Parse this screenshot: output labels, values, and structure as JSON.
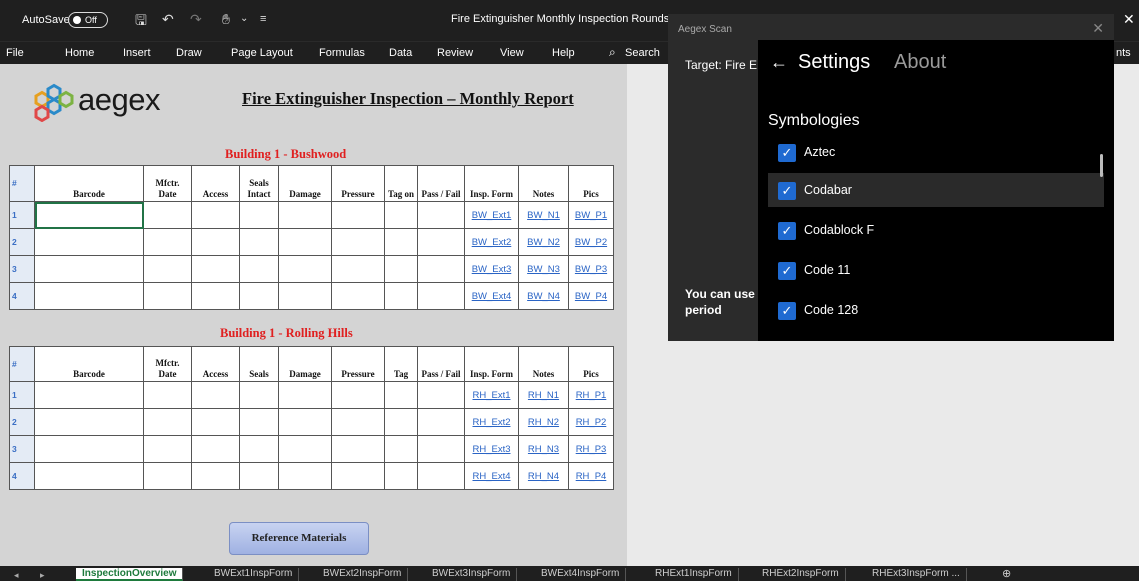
{
  "titlebar": {
    "autosave_label": "AutoSave",
    "autosave_state": "Off",
    "doc_title": "Fire Extinguisher Monthly Inspection Rounds",
    "close_glyph": "✕"
  },
  "ribbon": {
    "tabs": [
      "File",
      "Home",
      "Insert",
      "Draw",
      "Page Layout",
      "Formulas",
      "Data",
      "Review",
      "View",
      "Help"
    ],
    "search_label": "Search",
    "overflow_text": "nts"
  },
  "sheet": {
    "logo_text": "aegex",
    "report_title": "Fire Extinguisher Inspection – Monthly Report",
    "sections": [
      {
        "title": "Building 1 - Bushwood",
        "headers": [
          "#",
          "Barcode",
          "Mfctr. Date",
          "Access",
          "Seals Intact",
          "Damage",
          "Pressure",
          "Tag on",
          "Pass / Fail",
          "Insp. Form",
          "Notes",
          "Pics"
        ],
        "rows": [
          {
            "n": "1",
            "form": "BW_Ext1",
            "notes": "BW_N1",
            "pics": "BW_P1"
          },
          {
            "n": "2",
            "form": "BW_Ext2",
            "notes": "BW_N2",
            "pics": "BW_P2"
          },
          {
            "n": "3",
            "form": "BW_Ext3",
            "notes": "BW_N3",
            "pics": "BW_P3"
          },
          {
            "n": "4",
            "form": "BW_Ext4",
            "notes": "BW_N4",
            "pics": "BW_P4"
          }
        ]
      },
      {
        "title": "Building 1 - Rolling Hills",
        "headers": [
          "#",
          "Barcode",
          "Mfctr. Date",
          "Access",
          "Seals",
          "Damage",
          "Pressure",
          "Tag",
          "Pass / Fail",
          "Insp. Form",
          "Notes",
          "Pics"
        ],
        "rows": [
          {
            "n": "1",
            "form": "RH_Ext1",
            "notes": "RH_N1",
            "pics": "RH_P1"
          },
          {
            "n": "2",
            "form": "RH_Ext2",
            "notes": "RH_N2",
            "pics": "RH_P2"
          },
          {
            "n": "3",
            "form": "RH_Ext3",
            "notes": "RH_N3",
            "pics": "RH_P3"
          },
          {
            "n": "4",
            "form": "RH_Ext4",
            "notes": "RH_N4",
            "pics": "RH_P4"
          }
        ]
      }
    ],
    "reference_button": "Reference Materials"
  },
  "sheet_tabs": [
    "InspectionOverview",
    "BWExt1InspForm",
    "BWExt2InspForm",
    "BWExt3InspForm",
    "BWExt4InspForm",
    "RHExt1InspForm",
    "RHExt2InspForm",
    "RHExt3InspForm ..."
  ],
  "scan_panel": {
    "title": "Aegex Scan",
    "target_text": "Target: Fire E",
    "trial_text": "You can use trial period"
  },
  "settings": {
    "back_glyph": "←",
    "settings_tab": "Settings",
    "about_tab": "About",
    "symbologies_header": "Symbologies",
    "symbologies": [
      {
        "label": "Aztec",
        "checked": true
      },
      {
        "label": "Codabar",
        "checked": true
      },
      {
        "label": "Codablock F",
        "checked": true
      },
      {
        "label": "Code 11",
        "checked": true
      },
      {
        "label": "Code 128",
        "checked": true
      }
    ]
  },
  "colors": {
    "accent": "#217346",
    "link": "#2a64c5",
    "section_title": "#e02020",
    "checkbox": "#1f6ad1"
  }
}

-.-.-

* **PROBLEM STATEMENT**
Go through the material above and print all of it exactly, except the pictures.

* **SOLUTION TO THE EXERCISE**
Parse this screenshot: output labels, values, and structure as JSON.
{
  "titlebar": {
    "autosave_label": "AutoSave",
    "autosave_state": "Off",
    "doc_title": "Fire Extinguisher Monthly Inspection Rounds",
    "close_glyph": "✕"
  },
  "ribbon": {
    "tabs": [
      "File",
      "Home",
      "Insert",
      "Draw",
      "Page Layout",
      "Formulas",
      "Data",
      "Review",
      "View",
      "Help"
    ],
    "search_label": "Search",
    "overflow_text": "nts"
  },
  "sheet": {
    "logo_text": "aegex",
    "report_title": "Fire Extinguisher Inspection – Monthly Report",
    "sections": [
      {
        "title": "Building 1 - Bushwood",
        "headers": [
          "#",
          "Barcode",
          "Mfctr. Date",
          "Access",
          "Seals Intact",
          "Damage",
          "Pressure",
          "Tag on",
          "Pass / Fail",
          "Insp. Form",
          "Notes",
          "Pics"
        ],
        "rows": [
          {
            "n": "1",
            "form": "BW_Ext1",
            "notes": "BW_N1",
            "pics": "BW_P1"
          },
          {
            "n": "2",
            "form": "BW_Ext2",
            "notes": "BW_N2",
            "pics": "BW_P2"
          },
          {
            "n": "3",
            "form": "BW_Ext3",
            "notes": "BW_N3",
            "pics": "BW_P3"
          },
          {
            "n": "4",
            "form": "BW_Ext4",
            "notes": "BW_N4",
            "pics": "BW_P4"
          }
        ]
      },
      {
        "title": "Building 1 - Rolling Hills",
        "headers": [
          "#",
          "Barcode",
          "Mfctr. Date",
          "Access",
          "Seals",
          "Damage",
          "Pressure",
          "Tag",
          "Pass / Fail",
          "Insp. Form",
          "Notes",
          "Pics"
        ],
        "rows": [
          {
            "n": "1",
            "form": "RH_Ext1",
            "notes": "RH_N1",
            "pics": "RH_P1"
          },
          {
            "n": "2",
            "form": "RH_Ext2",
            "notes": "RH_N2",
            "pics": "RH_P2"
          },
          {
            "n": "3",
            "form": "RH_Ext3",
            "notes": "RH_N3",
            "pics": "RH_P3"
          },
          {
            "n": "4",
            "form": "RH_Ext4",
            "notes": "RH_N4",
            "pics": "RH_P4"
          }
        ]
      }
    ],
    "reference_button": "Reference Materials"
  },
  "sheet_tabs": [
    "InspectionOverview",
    "BWExt1InspForm",
    "BWExt2InspForm",
    "BWExt3InspForm",
    "BWExt4InspForm",
    "RHExt1InspForm",
    "RHExt2InspForm",
    "RHExt3InspForm ..."
  ],
  "scan_panel": {
    "title": "Aegex Scan",
    "target_text": "Target: Fire E",
    "trial_text": "You can use trial period"
  },
  "settings": {
    "back_glyph": "←",
    "settings_tab": "Settings",
    "about_tab": "About",
    "symbologies_header": "Symbologies",
    "symbologies": [
      {
        "label": "Aztec",
        "checked": true
      },
      {
        "label": "Codabar",
        "checked": true
      },
      {
        "label": "Codablock F",
        "checked": true
      },
      {
        "label": "Code 11",
        "checked": true
      },
      {
        "label": "Code 128",
        "checked": true
      }
    ]
  },
  "colors": {
    "accent": "#217346",
    "link": "#2a64c5",
    "section_title": "#e02020",
    "checkbox": "#1f6ad1"
  }
}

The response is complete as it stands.